- Exercise -
Reproduce the material in full, exactly as written.

- Data in this exercise -
○ ○ ○ ○ ○ ○ ○

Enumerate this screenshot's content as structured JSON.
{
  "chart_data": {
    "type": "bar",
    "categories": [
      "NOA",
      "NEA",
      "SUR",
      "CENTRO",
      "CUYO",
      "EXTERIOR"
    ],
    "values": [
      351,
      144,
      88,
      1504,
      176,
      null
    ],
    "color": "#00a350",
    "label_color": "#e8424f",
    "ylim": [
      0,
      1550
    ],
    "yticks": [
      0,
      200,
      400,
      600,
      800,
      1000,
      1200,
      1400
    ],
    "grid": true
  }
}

○ ○ ○ ○ ○ ○ ○

- Completed exercise -
Enumerate this screenshot's content as structured JSON.
{
  "chart_data": {
    "type": "bar",
    "categories": [
      "NOA",
      "NEA",
      "SUR",
      "CENTRO",
      "CUYO",
      "EXTERIOR"
    ],
    "values": [
      351,
      144,
      88,
      1504,
      176,
      null
    ],
    "color": "#00a350",
    "label_color": "#e8424f",
    "ylim": [
      0,
      1550
    ],
    "yticks": [
      0,
      200,
      400,
      600,
      800,
      1000,
      1200,
      1400
    ],
    "grid": true
  }
}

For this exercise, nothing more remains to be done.